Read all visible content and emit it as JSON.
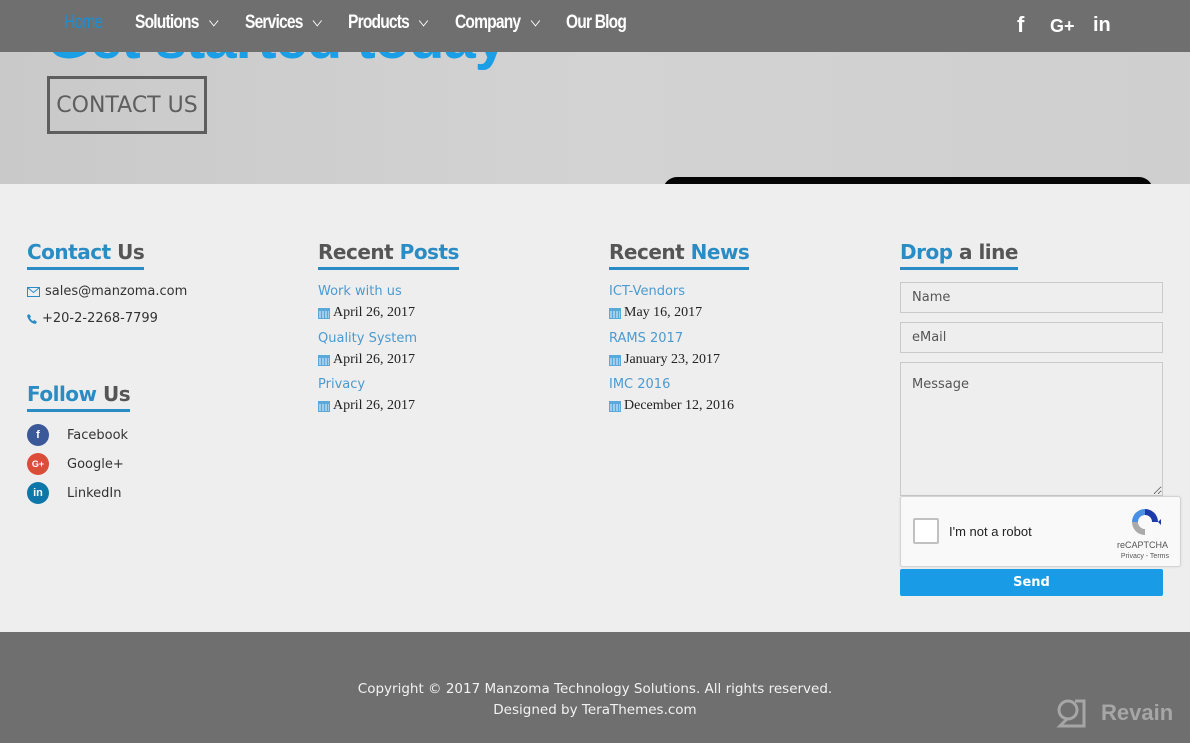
{
  "nav": {
    "items": [
      {
        "label": "Home",
        "active": true,
        "dropdown": false
      },
      {
        "label": "Solutions",
        "active": false,
        "dropdown": true
      },
      {
        "label": "Services",
        "active": false,
        "dropdown": true
      },
      {
        "label": "Products",
        "active": false,
        "dropdown": true
      },
      {
        "label": "Company",
        "active": false,
        "dropdown": true
      },
      {
        "label": "Our Blog",
        "active": false,
        "dropdown": false
      }
    ],
    "social": [
      {
        "icon": "facebook-icon",
        "glyph": "f"
      },
      {
        "icon": "google-plus-icon",
        "glyph": "G+"
      },
      {
        "icon": "linkedin-icon",
        "glyph": "in"
      }
    ]
  },
  "hero": {
    "heading": "Get started today",
    "cta_label": "CONTACT US"
  },
  "contact": {
    "title_accent": "Contact",
    "title_rest": " Us",
    "email_icon": "envelope-icon",
    "email": "sales@manzoma.com",
    "phone_icon": "phone-icon",
    "phone": "+20-2-2268-7799"
  },
  "follow": {
    "title_accent": "Follow",
    "title_rest": " Us",
    "items": [
      {
        "label": "Facebook",
        "icon": "facebook-icon",
        "glyph": "f",
        "color": "#3b5998"
      },
      {
        "label": "Google+",
        "icon": "google-plus-icon",
        "glyph": "G+",
        "color": "#dd4b39"
      },
      {
        "label": "LinkedIn",
        "icon": "linkedin-icon",
        "glyph": "in",
        "color": "#0e76a8"
      }
    ]
  },
  "recent_posts": {
    "title_rest": "Recent ",
    "title_accent": "Posts",
    "items": [
      {
        "title": "Work with us",
        "date": "April 26, 2017"
      },
      {
        "title": "Quality System",
        "date": "April 26, 2017"
      },
      {
        "title": "Privacy",
        "date": "April 26, 2017"
      }
    ]
  },
  "recent_news": {
    "title_rest": "Recent ",
    "title_accent": "News",
    "items": [
      {
        "title": "ICT-Vendors",
        "date": "May 16, 2017"
      },
      {
        "title": "RAMS 2017",
        "date": "January 23, 2017"
      },
      {
        "title": "IMC 2016",
        "date": "December 12, 2016"
      }
    ]
  },
  "form": {
    "title_accent": "Drop",
    "title_rest": " a line",
    "name_placeholder": "Name",
    "email_placeholder": "eMail",
    "message_placeholder": "Message",
    "captcha_label": "I'm not a robot",
    "captcha_brand": "reCAPTCHA",
    "captcha_terms": "Privacy - Terms",
    "send_label": "Send"
  },
  "footer": {
    "copyright": "Copyright © 2017 Manzoma Technology Solutions. All rights reserved.",
    "designed_by": "Designed by TeraThemes.com",
    "watermark": "Revain"
  },
  "colors": {
    "accent": "#2a8cc4",
    "button": "#1a9be6",
    "nav_bg": "#6f6f6f"
  }
}
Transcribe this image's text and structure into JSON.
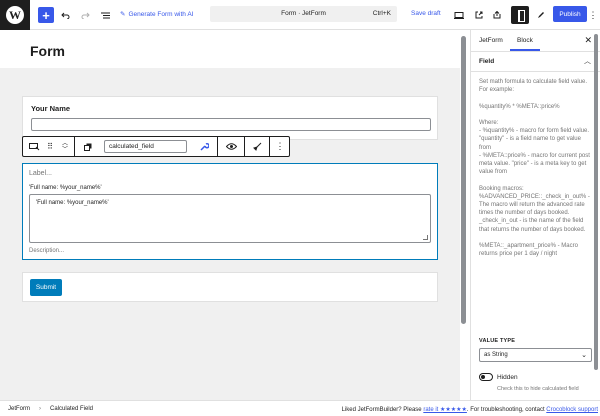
{
  "toolbar": {
    "generate_ai": "Generate Form with AI",
    "doc_title": "Form · JetForm",
    "shortcut": "Ctrl+K",
    "save_draft": "Save draft",
    "publish": "Publish"
  },
  "editor": {
    "post_title": "Form",
    "name_field": {
      "label": "Your Name",
      "value": ""
    },
    "block_toolbar": {
      "field_name": "calculated_field"
    },
    "calc_field": {
      "label_placeholder": "Label...",
      "formula_preview": "'Full name: %your_name%'",
      "formula_value": "'Full name: %your_name%'",
      "description_placeholder": "Description..."
    },
    "submit_label": "Submit"
  },
  "sidebar": {
    "tabs": [
      "JetForm",
      "Block"
    ],
    "active_tab": "Block",
    "section_title": "Field",
    "help_text": "Set math formula to calculate field value.\nFor example:\n\n%quantity% * %META::price%\n\nWhere:\n- %quantity% - macro for form field value. \"quantity\" - is a field name to get value from\n- %META::price% - macro for current post meta value. \"price\" - is a meta key to get value from\n\nBooking macros:\n%ADVANCED_PRICE::_check_in_out% - The macro will return the advanced rate times the number of days booked. _check_in_out - is the name of the field that returns the number of days booked.\n\n%META::_apartment_price% - Macro returns price per 1 day / night",
    "value_type_label": "VALUE TYPE",
    "value_type_selected": "as String",
    "hidden_label": "Hidden",
    "hidden_help": "Check this to hide calculated field"
  },
  "footer": {
    "breadcrumb": [
      "JetForm",
      "Calculated Field"
    ],
    "message_prefix": "Liked JetFormBuilder? Please ",
    "rate_link": "rate it ★★★★★",
    "message_mid": ". For troubleshooting, contact ",
    "support_link": "Crocoblock support"
  },
  "colors": {
    "accent": "#3858e9",
    "focus_blue": "#007cba",
    "dark": "#1e1e1e"
  }
}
==============================
▸ What to work on:
Reproduce each line of the records exactly, and omit every picture.

▸ Solution to this problem:
Read all visible content and emit it as JSON.
{
  "nav": {
    "items": [
      {
        "label": "Home",
        "active": true,
        "dropdown": false
      },
      {
        "label": "Solutions",
        "active": false,
        "dropdown": true
      },
      {
        "label": "Services",
        "active": false,
        "dropdown": true
      },
      {
        "label": "Products",
        "active": false,
        "dropdown": true
      },
      {
        "label": "Company",
        "active": false,
        "dropdown": true
      },
      {
        "label": "Our Blog",
        "active": false,
        "dropdown": false
      }
    ],
    "social": [
      {
        "icon": "facebook-icon",
        "glyph": "f"
      },
      {
        "icon": "google-plus-icon",
        "glyph": "G+"
      },
      {
        "icon": "linkedin-icon",
        "glyph": "in"
      }
    ]
  },
  "hero": {
    "heading": "Get started today",
    "cta_label": "CONTACT US"
  },
  "contact": {
    "title_accent": "Contact",
    "title_rest": " Us",
    "email_icon": "envelope-icon",
    "email": "sales@manzoma.com",
    "phone_icon": "phone-icon",
    "phone": "+20-2-2268-7799"
  },
  "follow": {
    "title_accent": "Follow",
    "title_rest": " Us",
    "items": [
      {
        "label": "Facebook",
        "icon": "facebook-icon",
        "glyph": "f",
        "color": "#3b5998"
      },
      {
        "label": "Google+",
        "icon": "google-plus-icon",
        "glyph": "G+",
        "color": "#dd4b39"
      },
      {
        "label": "LinkedIn",
        "icon": "linkedin-icon",
        "glyph": "in",
        "color": "#0e76a8"
      }
    ]
  },
  "recent_posts": {
    "title_rest": "Recent ",
    "title_accent": "Posts",
    "items": [
      {
        "title": "Work with us",
        "date": "April 26, 2017"
      },
      {
        "title": "Quality System",
        "date": "April 26, 2017"
      },
      {
        "title": "Privacy",
        "date": "April 26, 2017"
      }
    ]
  },
  "recent_news": {
    "title_rest": "Recent ",
    "title_accent": "News",
    "items": [
      {
        "title": "ICT-Vendors",
        "date": "May 16, 2017"
      },
      {
        "title": "RAMS 2017",
        "date": "January 23, 2017"
      },
      {
        "title": "IMC 2016",
        "date": "December 12, 2016"
      }
    ]
  },
  "form": {
    "title_accent": "Drop",
    "title_rest": " a line",
    "name_placeholder": "Name",
    "email_placeholder": "eMail",
    "message_placeholder": "Message",
    "captcha_label": "I'm not a robot",
    "captcha_brand": "reCAPTCHA",
    "captcha_terms": "Privacy - Terms",
    "send_label": "Send"
  },
  "footer": {
    "copyright": "Copyright © 2017 Manzoma Technology Solutions. All rights reserved.",
    "designed_by": "Designed by TeraThemes.com",
    "watermark": "Revain"
  },
  "colors": {
    "accent": "#2a8cc4",
    "button": "#1a9be6",
    "nav_bg": "#6f6f6f"
  }
}
Transcribe this image's text and structure into JSON.
{
  "toolbar": {
    "generate_ai": "Generate Form with AI",
    "doc_title": "Form · JetForm",
    "shortcut": "Ctrl+K",
    "save_draft": "Save draft",
    "publish": "Publish"
  },
  "editor": {
    "post_title": "Form",
    "name_field": {
      "label": "Your Name",
      "value": ""
    },
    "block_toolbar": {
      "field_name": "calculated_field"
    },
    "calc_field": {
      "label_placeholder": "Label...",
      "formula_preview": "'Full name: %your_name%'",
      "formula_value": "'Full name: %your_name%'",
      "description_placeholder": "Description..."
    },
    "submit_label": "Submit"
  },
  "sidebar": {
    "tabs": [
      "JetForm",
      "Block"
    ],
    "active_tab": "Block",
    "section_title": "Field",
    "help_text": "Set math formula to calculate field value.\nFor example:\n\n%quantity% * %META::price%\n\nWhere:\n- %quantity% - macro for form field value. \"quantity\" - is a field name to get value from\n- %META::price% - macro for current post meta value. \"price\" - is a meta key to get value from\n\nBooking macros:\n%ADVANCED_PRICE::_check_in_out% - The macro will return the advanced rate times the number of days booked. _check_in_out - is the name of the field that returns the number of days booked.\n\n%META::_apartment_price% - Macro returns price per 1 day / night",
    "value_type_label": "VALUE TYPE",
    "value_type_selected": "as String",
    "hidden_label": "Hidden",
    "hidden_help": "Check this to hide calculated field"
  },
  "footer": {
    "breadcrumb": [
      "JetForm",
      "Calculated Field"
    ],
    "message_prefix": "Liked JetFormBuilder? Please ",
    "rate_link": "rate it ★★★★★",
    "message_mid": ". For troubleshooting, contact ",
    "support_link": "Crocoblock support"
  },
  "colors": {
    "accent": "#3858e9",
    "focus_blue": "#007cba",
    "dark": "#1e1e1e"
  }
}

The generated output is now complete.